**PROBLEM TO WORK ON:** Which lines hold the word "screenshot"? Copy each of them.

-- Start of EXTRACTED ENTRIES --

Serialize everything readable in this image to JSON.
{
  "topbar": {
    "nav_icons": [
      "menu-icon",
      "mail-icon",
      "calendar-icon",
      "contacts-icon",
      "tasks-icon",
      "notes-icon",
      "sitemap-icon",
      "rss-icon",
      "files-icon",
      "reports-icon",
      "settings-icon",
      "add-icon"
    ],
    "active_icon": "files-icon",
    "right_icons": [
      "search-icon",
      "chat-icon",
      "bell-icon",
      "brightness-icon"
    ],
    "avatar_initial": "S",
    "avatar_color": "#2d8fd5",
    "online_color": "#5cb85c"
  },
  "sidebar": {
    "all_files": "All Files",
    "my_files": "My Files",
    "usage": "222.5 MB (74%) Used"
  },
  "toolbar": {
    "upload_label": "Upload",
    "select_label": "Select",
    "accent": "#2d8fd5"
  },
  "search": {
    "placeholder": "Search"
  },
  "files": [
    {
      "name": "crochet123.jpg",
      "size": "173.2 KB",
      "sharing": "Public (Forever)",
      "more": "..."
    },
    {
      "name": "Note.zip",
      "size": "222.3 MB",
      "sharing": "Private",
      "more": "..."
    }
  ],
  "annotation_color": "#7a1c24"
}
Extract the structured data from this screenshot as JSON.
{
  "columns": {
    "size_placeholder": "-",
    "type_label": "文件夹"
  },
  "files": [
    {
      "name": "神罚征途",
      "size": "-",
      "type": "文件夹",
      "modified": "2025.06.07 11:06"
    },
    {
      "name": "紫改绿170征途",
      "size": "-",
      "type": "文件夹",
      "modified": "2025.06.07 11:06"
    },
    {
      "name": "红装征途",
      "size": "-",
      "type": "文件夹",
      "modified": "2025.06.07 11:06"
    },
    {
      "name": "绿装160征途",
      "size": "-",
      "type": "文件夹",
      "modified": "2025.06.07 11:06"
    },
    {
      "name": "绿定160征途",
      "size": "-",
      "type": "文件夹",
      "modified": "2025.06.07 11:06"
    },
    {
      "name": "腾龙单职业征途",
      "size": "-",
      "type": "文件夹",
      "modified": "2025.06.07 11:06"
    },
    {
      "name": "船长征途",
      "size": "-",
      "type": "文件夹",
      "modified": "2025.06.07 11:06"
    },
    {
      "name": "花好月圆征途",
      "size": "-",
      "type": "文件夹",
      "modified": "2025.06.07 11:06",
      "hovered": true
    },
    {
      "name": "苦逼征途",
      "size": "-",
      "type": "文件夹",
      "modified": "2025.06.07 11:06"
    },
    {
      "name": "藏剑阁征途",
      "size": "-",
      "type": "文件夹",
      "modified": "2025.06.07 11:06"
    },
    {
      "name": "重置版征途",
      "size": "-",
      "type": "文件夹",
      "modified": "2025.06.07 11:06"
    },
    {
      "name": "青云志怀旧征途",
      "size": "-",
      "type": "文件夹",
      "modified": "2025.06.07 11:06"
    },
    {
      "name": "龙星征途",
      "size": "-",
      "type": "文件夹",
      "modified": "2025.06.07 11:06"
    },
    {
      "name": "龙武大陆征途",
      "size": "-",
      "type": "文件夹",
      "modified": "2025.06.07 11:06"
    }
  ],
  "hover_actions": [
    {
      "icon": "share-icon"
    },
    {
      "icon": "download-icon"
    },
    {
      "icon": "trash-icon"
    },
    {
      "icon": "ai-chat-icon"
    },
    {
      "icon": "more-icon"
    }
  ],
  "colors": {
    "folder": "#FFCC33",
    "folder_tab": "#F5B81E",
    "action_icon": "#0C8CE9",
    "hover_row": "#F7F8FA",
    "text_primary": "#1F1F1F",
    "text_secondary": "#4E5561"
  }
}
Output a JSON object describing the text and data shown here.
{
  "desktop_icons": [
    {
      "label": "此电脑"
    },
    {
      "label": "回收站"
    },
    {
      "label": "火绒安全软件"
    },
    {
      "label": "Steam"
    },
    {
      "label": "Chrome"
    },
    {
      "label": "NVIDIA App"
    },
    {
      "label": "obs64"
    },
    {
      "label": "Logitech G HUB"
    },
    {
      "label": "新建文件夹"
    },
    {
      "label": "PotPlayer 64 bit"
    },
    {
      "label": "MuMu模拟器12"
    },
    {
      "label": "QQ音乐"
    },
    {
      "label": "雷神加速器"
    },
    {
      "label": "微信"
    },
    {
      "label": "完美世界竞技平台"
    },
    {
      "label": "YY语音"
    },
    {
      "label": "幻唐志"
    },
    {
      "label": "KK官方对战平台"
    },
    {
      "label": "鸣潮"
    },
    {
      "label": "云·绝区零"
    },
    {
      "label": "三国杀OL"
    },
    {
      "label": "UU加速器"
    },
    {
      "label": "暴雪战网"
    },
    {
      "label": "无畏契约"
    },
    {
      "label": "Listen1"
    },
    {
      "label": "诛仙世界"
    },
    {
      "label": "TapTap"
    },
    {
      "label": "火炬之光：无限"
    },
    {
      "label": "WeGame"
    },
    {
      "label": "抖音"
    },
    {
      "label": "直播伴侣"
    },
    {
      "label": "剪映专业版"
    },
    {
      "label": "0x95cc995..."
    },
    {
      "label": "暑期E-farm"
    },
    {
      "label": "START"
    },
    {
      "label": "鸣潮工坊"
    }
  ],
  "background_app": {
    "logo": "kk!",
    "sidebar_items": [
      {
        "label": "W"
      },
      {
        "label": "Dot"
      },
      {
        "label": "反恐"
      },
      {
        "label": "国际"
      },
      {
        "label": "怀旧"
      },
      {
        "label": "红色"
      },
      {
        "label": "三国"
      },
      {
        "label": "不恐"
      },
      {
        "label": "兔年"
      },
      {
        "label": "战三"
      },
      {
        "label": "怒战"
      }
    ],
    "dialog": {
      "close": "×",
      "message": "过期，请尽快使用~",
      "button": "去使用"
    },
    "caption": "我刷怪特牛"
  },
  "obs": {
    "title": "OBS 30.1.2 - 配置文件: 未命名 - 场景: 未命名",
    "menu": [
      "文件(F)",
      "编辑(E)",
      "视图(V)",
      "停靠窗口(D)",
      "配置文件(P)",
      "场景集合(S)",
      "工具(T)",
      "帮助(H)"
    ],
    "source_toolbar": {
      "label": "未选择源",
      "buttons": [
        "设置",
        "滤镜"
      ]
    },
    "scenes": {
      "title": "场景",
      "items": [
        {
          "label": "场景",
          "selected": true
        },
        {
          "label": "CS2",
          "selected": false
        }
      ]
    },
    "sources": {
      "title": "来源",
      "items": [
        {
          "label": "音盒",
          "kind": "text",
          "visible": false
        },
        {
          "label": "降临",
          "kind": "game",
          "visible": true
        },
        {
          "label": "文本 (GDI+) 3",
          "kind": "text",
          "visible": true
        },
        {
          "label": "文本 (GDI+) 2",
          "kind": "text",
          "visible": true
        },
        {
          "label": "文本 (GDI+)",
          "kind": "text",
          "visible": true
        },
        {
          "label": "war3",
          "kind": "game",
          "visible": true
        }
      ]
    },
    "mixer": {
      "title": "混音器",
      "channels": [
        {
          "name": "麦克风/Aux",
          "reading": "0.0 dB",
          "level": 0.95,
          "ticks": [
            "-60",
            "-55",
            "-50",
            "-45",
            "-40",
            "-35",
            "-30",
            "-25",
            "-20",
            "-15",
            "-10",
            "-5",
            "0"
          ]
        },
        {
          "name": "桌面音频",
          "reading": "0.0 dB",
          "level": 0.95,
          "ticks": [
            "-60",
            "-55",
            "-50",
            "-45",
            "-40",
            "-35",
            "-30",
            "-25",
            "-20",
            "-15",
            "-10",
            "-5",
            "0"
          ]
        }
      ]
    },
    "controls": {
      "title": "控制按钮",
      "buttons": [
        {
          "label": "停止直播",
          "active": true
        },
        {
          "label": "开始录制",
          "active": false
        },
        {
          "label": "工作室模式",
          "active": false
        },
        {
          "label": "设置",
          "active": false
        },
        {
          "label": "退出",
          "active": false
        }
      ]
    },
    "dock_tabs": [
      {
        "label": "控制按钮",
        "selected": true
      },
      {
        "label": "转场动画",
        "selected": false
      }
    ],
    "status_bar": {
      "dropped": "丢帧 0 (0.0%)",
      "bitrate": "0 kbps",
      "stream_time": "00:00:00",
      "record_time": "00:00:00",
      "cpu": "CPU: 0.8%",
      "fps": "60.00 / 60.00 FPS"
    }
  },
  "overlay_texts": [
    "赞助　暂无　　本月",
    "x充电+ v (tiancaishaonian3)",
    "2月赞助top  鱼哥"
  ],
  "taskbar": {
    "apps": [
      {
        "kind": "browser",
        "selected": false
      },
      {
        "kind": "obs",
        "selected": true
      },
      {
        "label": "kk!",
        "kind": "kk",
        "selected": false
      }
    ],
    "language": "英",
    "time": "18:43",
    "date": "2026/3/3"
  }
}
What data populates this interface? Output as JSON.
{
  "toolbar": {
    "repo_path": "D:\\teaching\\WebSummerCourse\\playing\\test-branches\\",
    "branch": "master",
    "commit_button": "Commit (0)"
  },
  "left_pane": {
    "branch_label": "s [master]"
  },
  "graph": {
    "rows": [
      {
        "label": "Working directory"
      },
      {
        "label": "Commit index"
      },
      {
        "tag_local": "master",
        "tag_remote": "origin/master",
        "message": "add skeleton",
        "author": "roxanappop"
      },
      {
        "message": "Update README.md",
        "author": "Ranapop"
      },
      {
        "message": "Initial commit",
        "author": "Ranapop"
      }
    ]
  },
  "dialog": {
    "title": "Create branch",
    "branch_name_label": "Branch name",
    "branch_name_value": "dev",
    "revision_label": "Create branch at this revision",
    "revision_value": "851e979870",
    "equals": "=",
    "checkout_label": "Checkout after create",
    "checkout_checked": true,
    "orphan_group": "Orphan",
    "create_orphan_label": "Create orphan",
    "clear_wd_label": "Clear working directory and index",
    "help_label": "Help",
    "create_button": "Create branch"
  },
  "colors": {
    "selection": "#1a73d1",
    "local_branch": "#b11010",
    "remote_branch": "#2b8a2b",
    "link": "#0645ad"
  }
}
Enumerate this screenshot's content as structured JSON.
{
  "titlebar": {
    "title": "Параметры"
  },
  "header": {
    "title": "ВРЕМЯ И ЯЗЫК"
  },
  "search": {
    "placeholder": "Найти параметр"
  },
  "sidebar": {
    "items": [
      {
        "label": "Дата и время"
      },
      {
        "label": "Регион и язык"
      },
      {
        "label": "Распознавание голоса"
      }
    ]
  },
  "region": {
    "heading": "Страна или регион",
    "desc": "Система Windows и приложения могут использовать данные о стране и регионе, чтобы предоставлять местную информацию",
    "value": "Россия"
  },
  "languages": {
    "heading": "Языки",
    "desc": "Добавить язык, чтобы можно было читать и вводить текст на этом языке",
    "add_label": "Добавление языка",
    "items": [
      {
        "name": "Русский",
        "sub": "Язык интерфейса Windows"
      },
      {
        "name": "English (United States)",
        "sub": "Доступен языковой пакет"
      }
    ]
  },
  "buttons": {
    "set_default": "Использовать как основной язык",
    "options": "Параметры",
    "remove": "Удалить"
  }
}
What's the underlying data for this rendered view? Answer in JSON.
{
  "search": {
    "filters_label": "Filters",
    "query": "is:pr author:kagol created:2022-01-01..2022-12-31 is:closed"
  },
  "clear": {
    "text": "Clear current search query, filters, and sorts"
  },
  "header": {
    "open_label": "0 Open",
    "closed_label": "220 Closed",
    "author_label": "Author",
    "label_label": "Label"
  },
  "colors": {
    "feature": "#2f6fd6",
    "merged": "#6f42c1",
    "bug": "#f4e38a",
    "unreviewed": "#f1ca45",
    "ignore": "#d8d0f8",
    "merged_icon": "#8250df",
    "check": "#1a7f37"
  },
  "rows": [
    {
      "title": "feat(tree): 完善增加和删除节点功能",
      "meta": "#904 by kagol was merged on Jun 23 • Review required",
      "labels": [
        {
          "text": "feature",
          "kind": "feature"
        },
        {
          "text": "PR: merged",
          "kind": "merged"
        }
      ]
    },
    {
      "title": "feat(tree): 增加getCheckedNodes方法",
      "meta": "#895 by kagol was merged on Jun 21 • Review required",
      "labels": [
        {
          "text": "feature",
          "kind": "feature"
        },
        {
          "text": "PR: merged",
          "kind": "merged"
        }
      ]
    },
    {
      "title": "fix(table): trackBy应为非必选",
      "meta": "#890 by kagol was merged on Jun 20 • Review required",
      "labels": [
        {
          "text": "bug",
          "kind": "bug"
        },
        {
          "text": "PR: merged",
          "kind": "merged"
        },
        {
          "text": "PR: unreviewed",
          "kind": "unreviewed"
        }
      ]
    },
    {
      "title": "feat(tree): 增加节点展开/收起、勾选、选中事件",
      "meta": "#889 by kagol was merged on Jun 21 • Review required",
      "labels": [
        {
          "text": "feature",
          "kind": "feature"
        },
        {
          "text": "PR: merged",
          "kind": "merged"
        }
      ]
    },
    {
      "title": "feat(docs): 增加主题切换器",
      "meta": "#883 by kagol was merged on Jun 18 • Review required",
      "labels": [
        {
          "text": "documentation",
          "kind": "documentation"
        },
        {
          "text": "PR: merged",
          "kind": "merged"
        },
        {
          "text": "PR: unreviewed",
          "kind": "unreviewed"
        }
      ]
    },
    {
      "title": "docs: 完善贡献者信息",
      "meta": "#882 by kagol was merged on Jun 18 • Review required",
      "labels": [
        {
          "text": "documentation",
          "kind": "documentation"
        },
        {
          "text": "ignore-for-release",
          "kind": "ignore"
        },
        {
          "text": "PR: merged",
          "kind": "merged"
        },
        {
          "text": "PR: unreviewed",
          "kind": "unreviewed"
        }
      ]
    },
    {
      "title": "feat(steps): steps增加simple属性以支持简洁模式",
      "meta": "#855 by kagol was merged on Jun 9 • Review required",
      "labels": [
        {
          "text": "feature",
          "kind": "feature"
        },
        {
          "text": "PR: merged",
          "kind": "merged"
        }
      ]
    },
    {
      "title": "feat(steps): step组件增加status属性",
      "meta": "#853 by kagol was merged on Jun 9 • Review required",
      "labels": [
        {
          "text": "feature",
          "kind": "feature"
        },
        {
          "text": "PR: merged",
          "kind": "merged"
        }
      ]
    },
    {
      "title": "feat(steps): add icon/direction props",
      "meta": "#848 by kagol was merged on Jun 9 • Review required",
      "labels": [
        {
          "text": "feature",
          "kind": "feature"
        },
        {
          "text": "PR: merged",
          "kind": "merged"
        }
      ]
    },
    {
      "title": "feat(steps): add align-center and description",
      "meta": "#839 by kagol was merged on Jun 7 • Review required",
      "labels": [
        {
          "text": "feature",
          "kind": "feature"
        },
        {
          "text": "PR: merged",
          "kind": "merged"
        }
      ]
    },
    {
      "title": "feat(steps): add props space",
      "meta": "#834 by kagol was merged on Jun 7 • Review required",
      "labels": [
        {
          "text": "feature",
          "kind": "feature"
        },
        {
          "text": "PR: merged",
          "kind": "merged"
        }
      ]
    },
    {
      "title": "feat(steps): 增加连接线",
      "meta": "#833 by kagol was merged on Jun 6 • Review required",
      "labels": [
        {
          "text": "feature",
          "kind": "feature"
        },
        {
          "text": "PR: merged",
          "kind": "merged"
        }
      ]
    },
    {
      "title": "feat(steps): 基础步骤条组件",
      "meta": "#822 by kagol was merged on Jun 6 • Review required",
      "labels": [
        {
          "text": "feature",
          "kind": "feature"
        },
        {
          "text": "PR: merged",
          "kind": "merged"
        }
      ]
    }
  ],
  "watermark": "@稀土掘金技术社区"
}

-- End of EXTRACTED ENTRIES --

**COMPLETE OUTPUT:**
Extract the structured data from this screenshot as JSON.
Enumerate this screenshot's content as structured JSON.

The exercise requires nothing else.